◆ **GIVEN REQUEST**
In the listing below, locate the lines that hold the string "JSON". Copy those lines.

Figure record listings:
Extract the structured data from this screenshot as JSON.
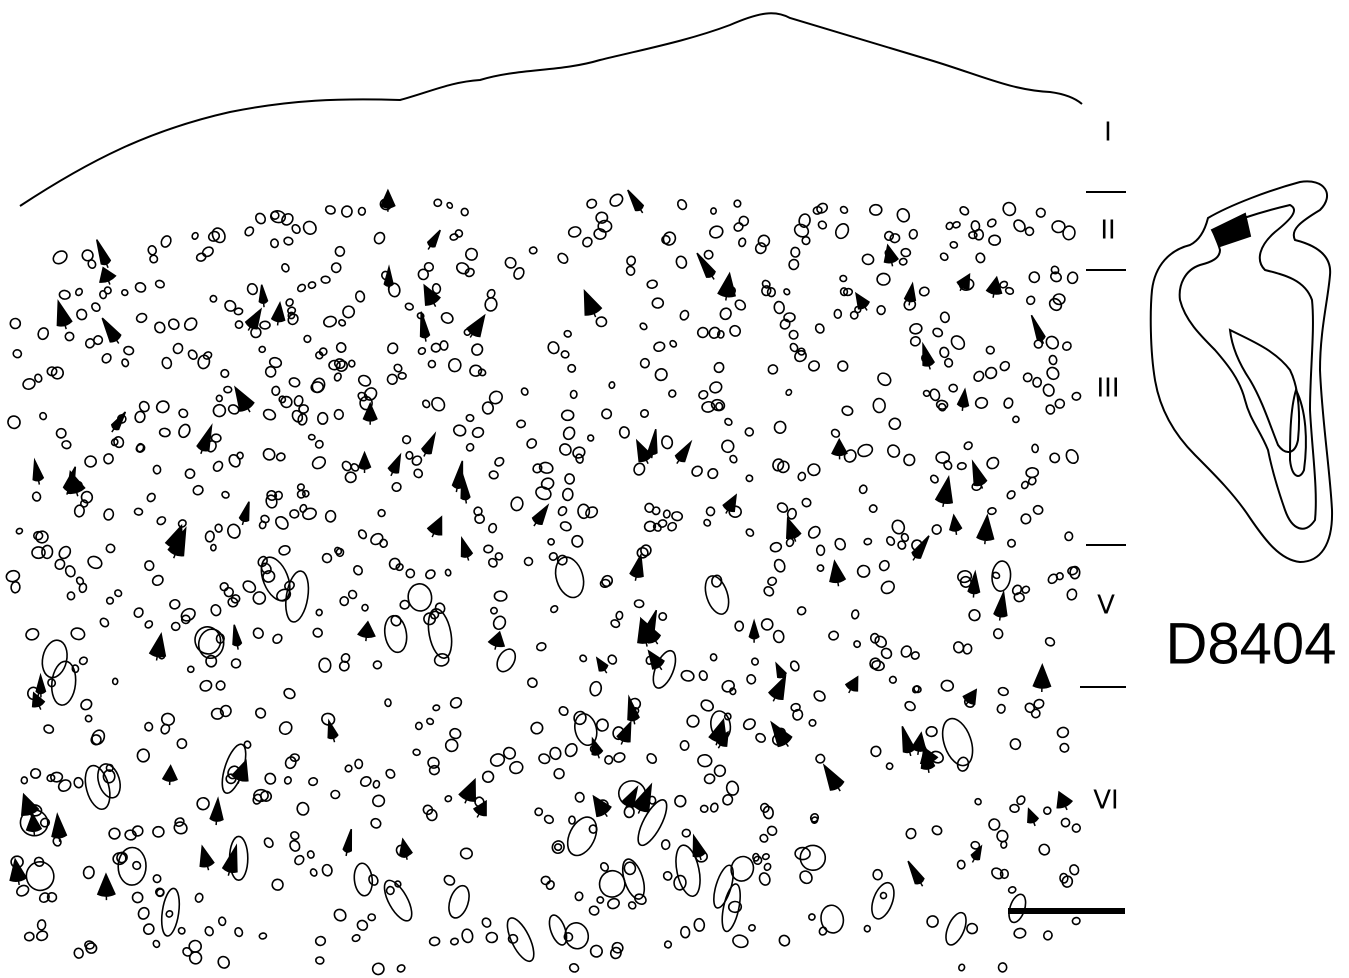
{
  "layers": [
    {
      "label": "I"
    },
    {
      "label": "II"
    },
    {
      "label": "III"
    },
    {
      "label": "V"
    },
    {
      "label": "VI"
    }
  ],
  "specimen_id": "D8404"
}
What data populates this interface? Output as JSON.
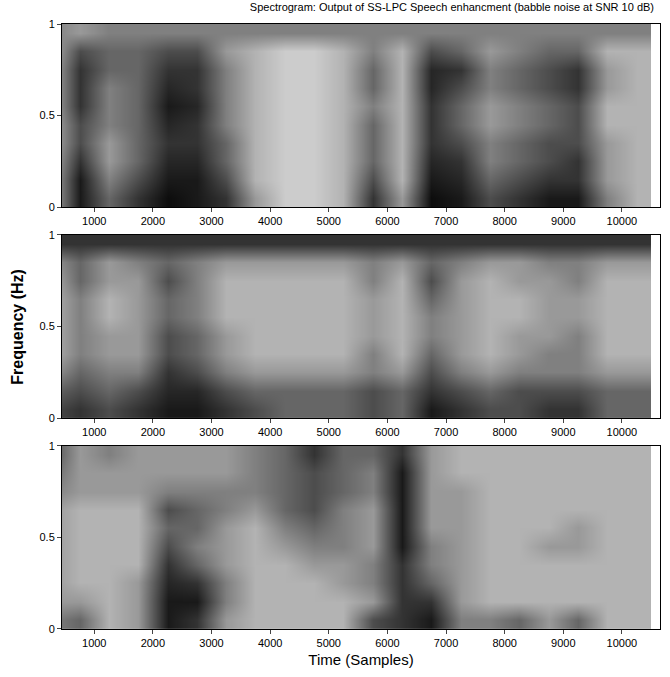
{
  "chart_data": {
    "type": "heatmap",
    "title": "Spectrogram: Output of SS-LPC Speech enhancment (babble noise at SNR 10 dB)",
    "xlabel": "Time (Samples)",
    "ylabel": "Frequency (Hz)",
    "color": "gray",
    "panels": [
      {
        "x": [
          250,
          750,
          1250,
          1750,
          2250,
          2750,
          3250,
          3750,
          4250,
          4750,
          5250,
          5750,
          6250,
          6750,
          7250,
          7750,
          8250,
          8750,
          9250,
          9750,
          10250
        ],
        "y": [
          0.05,
          0.15,
          0.25,
          0.35,
          0.45,
          0.55,
          0.65,
          0.75,
          0.85,
          0.95
        ],
        "xlim": [
          450,
          10650
        ],
        "ylim": [
          0,
          1
        ],
        "xticks": [
          1000,
          2000,
          3000,
          4000,
          5000,
          6000,
          7000,
          8000,
          9000,
          10000
        ],
        "yticks": [
          0,
          0.5,
          1
        ],
        "zlim": [
          0,
          1
        ],
        "z": [
          [
            0.3,
            0.9,
            0.6,
            0.8,
            0.95,
            0.9,
            0.8,
            0.4,
            0.2,
            0.2,
            0.3,
            0.8,
            0.4,
            0.95,
            0.9,
            0.7,
            0.8,
            0.9,
            0.9,
            0.5,
            0.3
          ],
          [
            0.3,
            0.9,
            0.5,
            0.7,
            0.9,
            0.9,
            0.7,
            0.3,
            0.2,
            0.2,
            0.3,
            0.7,
            0.3,
            0.9,
            0.85,
            0.6,
            0.7,
            0.8,
            0.8,
            0.4,
            0.3
          ],
          [
            0.3,
            0.8,
            0.4,
            0.6,
            0.85,
            0.85,
            0.6,
            0.3,
            0.2,
            0.2,
            0.3,
            0.6,
            0.3,
            0.85,
            0.8,
            0.5,
            0.6,
            0.7,
            0.8,
            0.4,
            0.3
          ],
          [
            0.3,
            0.7,
            0.4,
            0.6,
            0.8,
            0.8,
            0.6,
            0.3,
            0.2,
            0.2,
            0.3,
            0.6,
            0.3,
            0.8,
            0.7,
            0.5,
            0.6,
            0.7,
            0.7,
            0.4,
            0.3
          ],
          [
            0.3,
            0.7,
            0.5,
            0.6,
            0.85,
            0.8,
            0.5,
            0.3,
            0.2,
            0.2,
            0.3,
            0.6,
            0.3,
            0.8,
            0.6,
            0.4,
            0.5,
            0.6,
            0.7,
            0.3,
            0.3
          ],
          [
            0.3,
            0.8,
            0.5,
            0.6,
            0.9,
            0.85,
            0.5,
            0.3,
            0.2,
            0.2,
            0.3,
            0.5,
            0.3,
            0.8,
            0.6,
            0.4,
            0.5,
            0.6,
            0.7,
            0.3,
            0.3
          ],
          [
            0.3,
            0.8,
            0.5,
            0.6,
            0.85,
            0.8,
            0.5,
            0.3,
            0.2,
            0.2,
            0.3,
            0.6,
            0.3,
            0.85,
            0.7,
            0.5,
            0.6,
            0.7,
            0.8,
            0.4,
            0.3
          ],
          [
            0.3,
            0.8,
            0.6,
            0.6,
            0.8,
            0.8,
            0.5,
            0.3,
            0.2,
            0.2,
            0.3,
            0.6,
            0.3,
            0.85,
            0.8,
            0.5,
            0.6,
            0.7,
            0.8,
            0.4,
            0.3
          ],
          [
            0.3,
            0.7,
            0.6,
            0.6,
            0.7,
            0.7,
            0.4,
            0.3,
            0.2,
            0.2,
            0.3,
            0.5,
            0.3,
            0.7,
            0.6,
            0.4,
            0.5,
            0.6,
            0.6,
            0.3,
            0.3
          ],
          [
            0.5,
            0.4,
            0.5,
            0.5,
            0.5,
            0.5,
            0.5,
            0.5,
            0.5,
            0.5,
            0.5,
            0.5,
            0.5,
            0.5,
            0.5,
            0.5,
            0.5,
            0.5,
            0.5,
            0.5,
            0.5
          ]
        ]
      },
      {
        "x": [
          250,
          750,
          1250,
          1750,
          2250,
          2750,
          3250,
          3750,
          4250,
          4750,
          5250,
          5750,
          6250,
          6750,
          7250,
          7750,
          8250,
          8750,
          9250,
          9750,
          10250
        ],
        "y": [
          0.05,
          0.15,
          0.25,
          0.35,
          0.45,
          0.55,
          0.65,
          0.75,
          0.85,
          0.95
        ],
        "xlim": [
          450,
          10650
        ],
        "ylim": [
          0,
          1
        ],
        "xticks": [
          1000,
          2000,
          3000,
          4000,
          5000,
          6000,
          7000,
          8000,
          9000,
          10000
        ],
        "yticks": [
          0,
          0.5,
          1
        ],
        "zlim": [
          0,
          1
        ],
        "z": [
          [
            0.7,
            0.8,
            0.7,
            0.8,
            0.9,
            0.9,
            0.8,
            0.7,
            0.6,
            0.6,
            0.6,
            0.7,
            0.6,
            0.9,
            0.8,
            0.7,
            0.7,
            0.8,
            0.8,
            0.6,
            0.6
          ],
          [
            0.6,
            0.7,
            0.6,
            0.7,
            0.85,
            0.85,
            0.7,
            0.6,
            0.6,
            0.6,
            0.6,
            0.7,
            0.6,
            0.8,
            0.7,
            0.6,
            0.7,
            0.7,
            0.7,
            0.6,
            0.6
          ],
          [
            0.4,
            0.6,
            0.5,
            0.5,
            0.8,
            0.7,
            0.5,
            0.4,
            0.4,
            0.4,
            0.4,
            0.5,
            0.4,
            0.7,
            0.5,
            0.4,
            0.5,
            0.5,
            0.5,
            0.4,
            0.4
          ],
          [
            0.3,
            0.5,
            0.4,
            0.4,
            0.7,
            0.6,
            0.4,
            0.3,
            0.3,
            0.3,
            0.3,
            0.5,
            0.3,
            0.6,
            0.4,
            0.3,
            0.4,
            0.5,
            0.5,
            0.3,
            0.3
          ],
          [
            0.3,
            0.5,
            0.4,
            0.4,
            0.7,
            0.6,
            0.4,
            0.3,
            0.3,
            0.3,
            0.3,
            0.4,
            0.3,
            0.5,
            0.4,
            0.3,
            0.4,
            0.4,
            0.5,
            0.3,
            0.3
          ],
          [
            0.3,
            0.5,
            0.3,
            0.4,
            0.6,
            0.5,
            0.3,
            0.3,
            0.3,
            0.3,
            0.3,
            0.4,
            0.3,
            0.5,
            0.4,
            0.3,
            0.3,
            0.4,
            0.4,
            0.3,
            0.3
          ],
          [
            0.3,
            0.5,
            0.3,
            0.4,
            0.6,
            0.5,
            0.3,
            0.3,
            0.3,
            0.3,
            0.3,
            0.4,
            0.3,
            0.6,
            0.4,
            0.3,
            0.3,
            0.4,
            0.4,
            0.3,
            0.3
          ],
          [
            0.3,
            0.6,
            0.4,
            0.4,
            0.7,
            0.5,
            0.3,
            0.3,
            0.3,
            0.3,
            0.3,
            0.5,
            0.3,
            0.7,
            0.4,
            0.3,
            0.4,
            0.4,
            0.5,
            0.3,
            0.3
          ],
          [
            0.4,
            0.6,
            0.4,
            0.5,
            0.6,
            0.5,
            0.4,
            0.4,
            0.4,
            0.4,
            0.4,
            0.5,
            0.4,
            0.6,
            0.5,
            0.4,
            0.4,
            0.5,
            0.5,
            0.4,
            0.4
          ],
          [
            0.8,
            0.8,
            0.8,
            0.8,
            0.8,
            0.8,
            0.8,
            0.8,
            0.8,
            0.8,
            0.8,
            0.8,
            0.8,
            0.8,
            0.8,
            0.8,
            0.8,
            0.8,
            0.8,
            0.8,
            0.8
          ]
        ]
      },
      {
        "x": [
          250,
          750,
          1250,
          1750,
          2250,
          2750,
          3250,
          3750,
          4250,
          4750,
          5250,
          5750,
          6250,
          6750,
          7250,
          7750,
          8250,
          8750,
          9250,
          9750,
          10250
        ],
        "y": [
          0.05,
          0.15,
          0.25,
          0.35,
          0.45,
          0.55,
          0.65,
          0.75,
          0.85,
          0.95
        ],
        "xlim": [
          450,
          10650
        ],
        "ylim": [
          0,
          1
        ],
        "xticks": [
          1000,
          2000,
          3000,
          4000,
          5000,
          6000,
          7000,
          8000,
          9000,
          10000
        ],
        "yticks": [
          0,
          0.5,
          1
        ],
        "zlim": [
          0,
          1
        ],
        "z": [
          [
            0.5,
            0.6,
            0.3,
            0.4,
            0.9,
            0.8,
            0.4,
            0.3,
            0.3,
            0.3,
            0.3,
            0.7,
            0.8,
            0.9,
            0.5,
            0.5,
            0.6,
            0.4,
            0.6,
            0.3,
            0.3
          ],
          [
            0.4,
            0.4,
            0.3,
            0.4,
            0.9,
            0.9,
            0.5,
            0.3,
            0.3,
            0.3,
            0.3,
            0.4,
            0.8,
            0.8,
            0.4,
            0.3,
            0.3,
            0.3,
            0.3,
            0.3,
            0.3
          ],
          [
            0.4,
            0.3,
            0.3,
            0.4,
            0.85,
            0.8,
            0.5,
            0.3,
            0.3,
            0.3,
            0.4,
            0.5,
            0.8,
            0.6,
            0.4,
            0.3,
            0.3,
            0.3,
            0.3,
            0.3,
            0.3
          ],
          [
            0.4,
            0.3,
            0.3,
            0.3,
            0.8,
            0.6,
            0.4,
            0.3,
            0.3,
            0.4,
            0.4,
            0.5,
            0.8,
            0.5,
            0.4,
            0.3,
            0.3,
            0.3,
            0.3,
            0.3,
            0.3
          ],
          [
            0.4,
            0.3,
            0.3,
            0.3,
            0.7,
            0.5,
            0.4,
            0.3,
            0.4,
            0.5,
            0.5,
            0.4,
            0.9,
            0.5,
            0.4,
            0.3,
            0.3,
            0.4,
            0.4,
            0.3,
            0.3
          ],
          [
            0.4,
            0.3,
            0.3,
            0.3,
            0.6,
            0.6,
            0.4,
            0.3,
            0.5,
            0.6,
            0.5,
            0.4,
            0.9,
            0.4,
            0.4,
            0.3,
            0.3,
            0.3,
            0.4,
            0.3,
            0.3
          ],
          [
            0.4,
            0.3,
            0.3,
            0.3,
            0.7,
            0.6,
            0.5,
            0.4,
            0.6,
            0.7,
            0.5,
            0.4,
            0.9,
            0.4,
            0.4,
            0.3,
            0.3,
            0.3,
            0.3,
            0.3,
            0.3
          ],
          [
            0.5,
            0.4,
            0.4,
            0.4,
            0.5,
            0.5,
            0.5,
            0.5,
            0.6,
            0.7,
            0.6,
            0.5,
            0.9,
            0.4,
            0.4,
            0.3,
            0.3,
            0.3,
            0.3,
            0.3,
            0.3
          ],
          [
            0.6,
            0.4,
            0.4,
            0.4,
            0.4,
            0.4,
            0.4,
            0.5,
            0.6,
            0.7,
            0.6,
            0.5,
            0.9,
            0.4,
            0.3,
            0.3,
            0.3,
            0.3,
            0.3,
            0.3,
            0.3
          ],
          [
            0.7,
            0.4,
            0.5,
            0.4,
            0.4,
            0.4,
            0.4,
            0.5,
            0.6,
            0.8,
            0.6,
            0.6,
            0.8,
            0.4,
            0.3,
            0.3,
            0.3,
            0.3,
            0.3,
            0.3,
            0.3
          ]
        ]
      }
    ]
  }
}
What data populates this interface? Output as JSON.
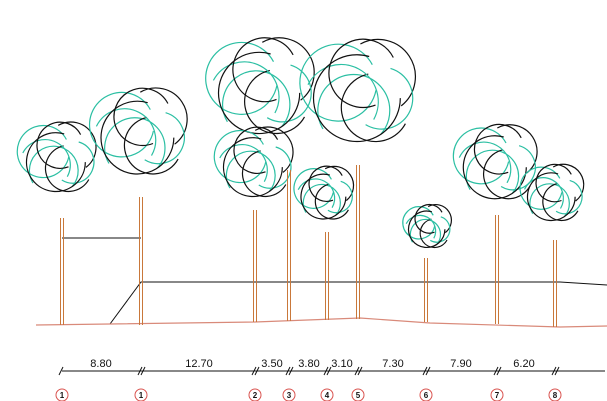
{
  "colors": {
    "canopy_teal": "#2bbfa3",
    "canopy_black": "#111111",
    "trunk": "#c9783a",
    "ground": "#d98a7a",
    "marker_circle": "#d9534f",
    "line": "#111111"
  },
  "spacings": [
    {
      "label": "8.80"
    },
    {
      "label": "12.70"
    },
    {
      "label": "3.50"
    },
    {
      "label": "3.80"
    },
    {
      "label": "3.10"
    },
    {
      "label": "7.30"
    },
    {
      "label": "7.90"
    },
    {
      "label": "6.20"
    }
  ],
  "markers": [
    {
      "label": "1"
    },
    {
      "label": "1"
    },
    {
      "label": "2"
    },
    {
      "label": "3"
    },
    {
      "label": "4"
    },
    {
      "label": "5"
    },
    {
      "label": "6"
    },
    {
      "label": "7"
    },
    {
      "label": "8"
    }
  ]
}
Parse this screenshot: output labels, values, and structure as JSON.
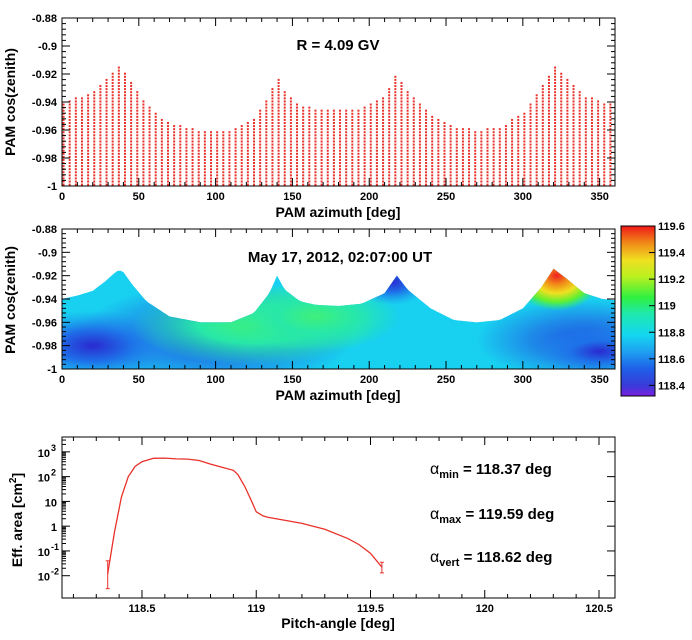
{
  "charts": {
    "top": {
      "type": "scatter",
      "title": "R = 4.09 GV",
      "xlabel": "PAM azimuth [deg]",
      "ylabel": "PAM cos(zenith)",
      "xlim": [
        0,
        360
      ],
      "ylim": [
        -1,
        -0.88
      ],
      "x_ticks": [
        "0",
        "50",
        "100",
        "150",
        "200",
        "250",
        "300",
        "350"
      ],
      "y_ticks": [
        "-1",
        "-0.98",
        "-0.96",
        "-0.94",
        "-0.92",
        "-0.9",
        "-0.88"
      ],
      "marker_color": "#e8312a",
      "grid_step_x_deg": 4,
      "grid_step_y": 0.0022
    },
    "middle": {
      "type": "heatmap",
      "title": "May 17, 2012, 02:07:00 UT",
      "xlabel": "PAM azimuth [deg]",
      "ylabel": "PAM cos(zenith)",
      "xlim": [
        0,
        360
      ],
      "ylim": [
        -1,
        -0.88
      ],
      "x_ticks": [
        "0",
        "50",
        "100",
        "150",
        "200",
        "250",
        "300",
        "350"
      ],
      "y_ticks": [
        "-1",
        "-0.98",
        "-0.96",
        "-0.94",
        "-0.92",
        "-0.9",
        "-0.88"
      ],
      "colorbar_range": [
        118.32,
        119.6
      ],
      "colorbar_ticks": [
        "118.4",
        "118.6",
        "118.8",
        "119",
        "119.2",
        "119.4",
        "119.6"
      ]
    },
    "boundary": {
      "x": [
        0,
        10,
        20,
        28,
        34,
        37,
        40,
        46,
        55,
        70,
        90,
        110,
        125,
        135,
        140,
        145,
        155,
        165,
        180,
        195,
        210,
        218,
        225,
        240,
        255,
        270,
        285,
        300,
        312,
        320,
        328,
        340,
        352,
        360
      ],
      "y": [
        -0.94,
        -0.937,
        -0.933,
        -0.925,
        -0.918,
        -0.915,
        -0.917,
        -0.928,
        -0.942,
        -0.955,
        -0.96,
        -0.96,
        -0.952,
        -0.935,
        -0.92,
        -0.932,
        -0.942,
        -0.945,
        -0.946,
        -0.944,
        -0.935,
        -0.92,
        -0.932,
        -0.948,
        -0.958,
        -0.96,
        -0.958,
        -0.948,
        -0.93,
        -0.914,
        -0.922,
        -0.935,
        -0.94,
        -0.941
      ]
    },
    "bottom": {
      "type": "line",
      "xlabel": "Pitch-angle [deg]",
      "ylabel": "Eff. area [cm",
      "ylabel_sup": "2",
      "ylabel_end": "]",
      "xlim": [
        118.15,
        120.57
      ],
      "ylim_log10": [
        -2.9,
        3.6
      ],
      "x_ticks": [
        118.5,
        119,
        119.5,
        120,
        120.5
      ],
      "x_tick_labels": [
        "118.5",
        "119",
        "119.5",
        "120",
        "120.5"
      ],
      "y_ticks": [
        {
          "label": "10",
          "sup": "-2",
          "exp": -2
        },
        {
          "label": "10",
          "sup": "-1",
          "exp": -1
        },
        {
          "label": "1",
          "sup": "",
          "exp": 0
        },
        {
          "label": "10",
          "sup": "",
          "exp": 1
        },
        {
          "label": "10",
          "sup": "2",
          "exp": 2
        },
        {
          "label": "10",
          "sup": "3",
          "exp": 3
        }
      ],
      "line_color": "#e8312a",
      "x": [
        118.35,
        118.38,
        118.41,
        118.44,
        118.47,
        118.5,
        118.55,
        118.6,
        118.65,
        118.7,
        118.75,
        118.8,
        118.85,
        118.9,
        118.92,
        118.95,
        118.98,
        119.0,
        119.03,
        119.05,
        119.1,
        119.2,
        119.3,
        119.4,
        119.45,
        119.5,
        119.55
      ],
      "y": [
        0.012,
        0.6,
        15,
        100,
        260,
        400,
        550,
        560,
        520,
        510,
        450,
        320,
        240,
        180,
        120,
        40,
        10,
        3.8,
        2.6,
        2.3,
        1.9,
        1.3,
        0.75,
        0.32,
        0.18,
        0.08,
        0.022
      ],
      "err_low": [
        0.003,
        null,
        null,
        null,
        null,
        null,
        null,
        null,
        null,
        null,
        null,
        null,
        null,
        null,
        null,
        null,
        null,
        null,
        null,
        null,
        null,
        null,
        null,
        null,
        null,
        null,
        0.013
      ],
      "err_high": [
        0.04,
        null,
        null,
        null,
        null,
        null,
        null,
        null,
        null,
        null,
        null,
        null,
        null,
        null,
        null,
        null,
        null,
        null,
        null,
        null,
        null,
        null,
        null,
        null,
        null,
        null,
        0.035
      ],
      "annotations": [
        {
          "sym": "α",
          "sub": "min",
          "text": " = 118.37 deg"
        },
        {
          "sym": "α",
          "sub": "max",
          "text": " = 119.59 deg"
        },
        {
          "sym": "α",
          "sub": "vert",
          "text": " = 118.62 deg"
        }
      ]
    }
  }
}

◆ **SOLUTION TO THIS EXERCISE**
Extract the structured data from this screenshot as JSON.
What data populates this interface? Output as JSON.
What data populates this interface? Output as JSON.
Parse this screenshot: output labels, values, and structure as JSON.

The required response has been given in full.